→ WHAT YOU NEED TO DO:
Extract all records. Keep each one exact.
** START DATA SUPPLIED **
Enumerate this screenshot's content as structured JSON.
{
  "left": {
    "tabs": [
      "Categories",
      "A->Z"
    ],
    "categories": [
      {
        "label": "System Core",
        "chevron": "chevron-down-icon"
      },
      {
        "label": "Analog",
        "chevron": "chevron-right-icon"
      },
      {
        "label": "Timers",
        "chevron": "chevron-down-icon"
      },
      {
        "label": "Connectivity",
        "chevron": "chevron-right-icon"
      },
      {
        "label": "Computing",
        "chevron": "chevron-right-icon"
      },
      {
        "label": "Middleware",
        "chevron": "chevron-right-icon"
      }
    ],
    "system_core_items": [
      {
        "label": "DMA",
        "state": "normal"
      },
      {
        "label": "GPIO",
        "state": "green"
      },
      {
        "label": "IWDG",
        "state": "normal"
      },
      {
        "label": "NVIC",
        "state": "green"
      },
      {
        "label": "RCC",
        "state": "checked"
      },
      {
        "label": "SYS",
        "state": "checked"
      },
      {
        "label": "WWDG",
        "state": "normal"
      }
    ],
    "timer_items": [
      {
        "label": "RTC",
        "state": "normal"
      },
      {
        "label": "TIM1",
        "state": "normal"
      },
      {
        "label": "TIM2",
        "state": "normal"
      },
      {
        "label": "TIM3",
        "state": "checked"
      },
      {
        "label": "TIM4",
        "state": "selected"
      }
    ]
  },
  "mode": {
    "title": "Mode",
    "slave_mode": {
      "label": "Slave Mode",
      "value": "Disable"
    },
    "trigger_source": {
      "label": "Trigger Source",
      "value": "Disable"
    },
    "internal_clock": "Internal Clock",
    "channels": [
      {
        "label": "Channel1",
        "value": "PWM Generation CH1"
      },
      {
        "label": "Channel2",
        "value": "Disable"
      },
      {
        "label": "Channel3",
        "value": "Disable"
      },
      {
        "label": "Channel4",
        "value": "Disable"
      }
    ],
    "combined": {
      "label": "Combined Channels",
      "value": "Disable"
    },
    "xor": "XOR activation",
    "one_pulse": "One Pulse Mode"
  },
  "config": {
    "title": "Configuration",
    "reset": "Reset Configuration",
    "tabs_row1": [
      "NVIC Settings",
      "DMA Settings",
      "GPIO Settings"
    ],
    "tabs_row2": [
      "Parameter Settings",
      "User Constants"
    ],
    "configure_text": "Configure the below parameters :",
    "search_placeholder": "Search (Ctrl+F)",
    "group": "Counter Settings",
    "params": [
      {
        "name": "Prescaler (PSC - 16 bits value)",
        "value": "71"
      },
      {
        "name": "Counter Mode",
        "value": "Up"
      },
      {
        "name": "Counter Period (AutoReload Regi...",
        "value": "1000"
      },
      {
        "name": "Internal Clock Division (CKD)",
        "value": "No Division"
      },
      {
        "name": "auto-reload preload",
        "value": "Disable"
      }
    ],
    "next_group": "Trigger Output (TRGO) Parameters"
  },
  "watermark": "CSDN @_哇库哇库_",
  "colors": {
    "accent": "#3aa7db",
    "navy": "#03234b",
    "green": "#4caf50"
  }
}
** END DATA SUPPLIED **
→ THE SOLUTION:
Enumerate this screenshot's content as structured JSON.
{
  "left": {
    "tabs": [
      "Categories",
      "A->Z"
    ],
    "categories": [
      {
        "label": "System Core",
        "chevron": "chevron-down-icon"
      },
      {
        "label": "Analog",
        "chevron": "chevron-right-icon"
      },
      {
        "label": "Timers",
        "chevron": "chevron-down-icon"
      },
      {
        "label": "Connectivity",
        "chevron": "chevron-right-icon"
      },
      {
        "label": "Computing",
        "chevron": "chevron-right-icon"
      },
      {
        "label": "Middleware",
        "chevron": "chevron-right-icon"
      }
    ],
    "system_core_items": [
      {
        "label": "DMA",
        "state": "normal"
      },
      {
        "label": "GPIO",
        "state": "green"
      },
      {
        "label": "IWDG",
        "state": "normal"
      },
      {
        "label": "NVIC",
        "state": "green"
      },
      {
        "label": "RCC",
        "state": "checked"
      },
      {
        "label": "SYS",
        "state": "checked"
      },
      {
        "label": "WWDG",
        "state": "normal"
      }
    ],
    "timer_items": [
      {
        "label": "RTC",
        "state": "normal"
      },
      {
        "label": "TIM1",
        "state": "normal"
      },
      {
        "label": "TIM2",
        "state": "normal"
      },
      {
        "label": "TIM3",
        "state": "checked"
      },
      {
        "label": "TIM4",
        "state": "selected"
      }
    ]
  },
  "mode": {
    "title": "Mode",
    "slave_mode": {
      "label": "Slave Mode",
      "value": "Disable"
    },
    "trigger_source": {
      "label": "Trigger Source",
      "value": "Disable"
    },
    "internal_clock": "Internal Clock",
    "channels": [
      {
        "label": "Channel1",
        "value": "PWM Generation CH1"
      },
      {
        "label": "Channel2",
        "value": "Disable"
      },
      {
        "label": "Channel3",
        "value": "Disable"
      },
      {
        "label": "Channel4",
        "value": "Disable"
      }
    ],
    "combined": {
      "label": "Combined Channels",
      "value": "Disable"
    },
    "xor": "XOR activation",
    "one_pulse": "One Pulse Mode"
  },
  "config": {
    "title": "Configuration",
    "reset": "Reset Configuration",
    "tabs_row1": [
      "NVIC Settings",
      "DMA Settings",
      "GPIO Settings"
    ],
    "tabs_row2": [
      "Parameter Settings",
      "User Constants"
    ],
    "configure_text": "Configure the below parameters :",
    "search_placeholder": "Search (Ctrl+F)",
    "group": "Counter Settings",
    "params": [
      {
        "name": "Prescaler (PSC - 16 bits value)",
        "value": "71"
      },
      {
        "name": "Counter Mode",
        "value": "Up"
      },
      {
        "name": "Counter Period (AutoReload Regi...",
        "value": "1000"
      },
      {
        "name": "Internal Clock Division (CKD)",
        "value": "No Division"
      },
      {
        "name": "auto-reload preload",
        "value": "Disable"
      }
    ],
    "next_group": "Trigger Output (TRGO) Parameters"
  },
  "watermark": "CSDN @_哇库哇库_",
  "colors": {
    "accent": "#3aa7db",
    "navy": "#03234b",
    "green": "#4caf50"
  }
}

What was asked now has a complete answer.